#### [Problem requirements]
Copy out the entries below precisely; nothing is to be omitted.

#### [Data to use]
—————

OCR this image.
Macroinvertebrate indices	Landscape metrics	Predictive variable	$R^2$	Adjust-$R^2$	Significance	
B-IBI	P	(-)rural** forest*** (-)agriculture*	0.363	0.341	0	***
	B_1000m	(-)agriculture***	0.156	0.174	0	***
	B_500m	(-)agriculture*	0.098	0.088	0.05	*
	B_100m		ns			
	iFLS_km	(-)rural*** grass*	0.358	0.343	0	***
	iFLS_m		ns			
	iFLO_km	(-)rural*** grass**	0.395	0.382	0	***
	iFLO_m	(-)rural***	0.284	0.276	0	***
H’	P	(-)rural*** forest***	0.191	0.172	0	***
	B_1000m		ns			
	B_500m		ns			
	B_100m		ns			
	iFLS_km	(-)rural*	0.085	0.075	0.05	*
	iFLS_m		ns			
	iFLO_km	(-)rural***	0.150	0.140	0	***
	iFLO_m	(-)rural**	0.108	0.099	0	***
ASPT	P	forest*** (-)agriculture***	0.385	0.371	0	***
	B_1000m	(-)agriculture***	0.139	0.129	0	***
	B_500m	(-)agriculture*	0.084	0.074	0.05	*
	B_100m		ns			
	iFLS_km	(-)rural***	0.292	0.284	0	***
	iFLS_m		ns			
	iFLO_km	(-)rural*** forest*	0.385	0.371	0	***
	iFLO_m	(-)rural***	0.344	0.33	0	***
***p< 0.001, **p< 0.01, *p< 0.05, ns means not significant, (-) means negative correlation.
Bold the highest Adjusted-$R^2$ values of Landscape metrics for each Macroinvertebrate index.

—————

#### [Final answer]
OCR this image.
Macroinvertebrate indices	Landscape metrics	Predictive variable	$R^2$	Adjust-$R^2$	Significance	
B-IBI	P	(-)rural** forest*** (-)agriculture*	0.363	0.341	0	***
	B_1000m	(-)agriculture***	0.156	0.174	0	***
	B_500m	(-)agriculture*	0.098	0.088	0.05	*
	B_100m		ns			
	iFLS_km	(-)rural*** grass*	0.358	0.343	0	***
	iFLS_m		ns			
	iFLO_km	(-)rural*** grass**	0.395	0.382	0	***
	iFLO_m	(-)rural***	0.284	0.276	0	***
H’	P	(-)rural*** forest***	0.191	0.172	0	***
	B_1000m		ns			
	B_500m		ns			
	B_100m		ns			
	iFLS_km	(-)rural*	0.085	0.075	0.05	*
	iFLS_m		ns			
	iFLO_km	(-)rural***	0.150	0.140	0	***
	iFLO_m	(-)rural**	0.108	0.099	0	***
ASPT	P	forest*** (-)agriculture***	0.385	0.371	0	***
	B_1000m	(-)agriculture***	0.139	0.129	0	***
	B_500m	(-)agriculture*	0.084	0.074	0.05	*
	B_100m		ns			
	iFLS_km	(-)rural***	0.292	0.284	0	***
	iFLS_m		ns			
	iFLO_km	(-)rural*** forest*	0.385	0.371	0	***
	iFLO_m	(-)rural***	0.344	0.33	0	***
***p< 0.001, **p< 0.01, *p< 0.05, ns means not significant, (-) means negative correlation.
Bold the highest Adjusted-$R^2$ values of Landscape metrics for each Macroinvertebrate index.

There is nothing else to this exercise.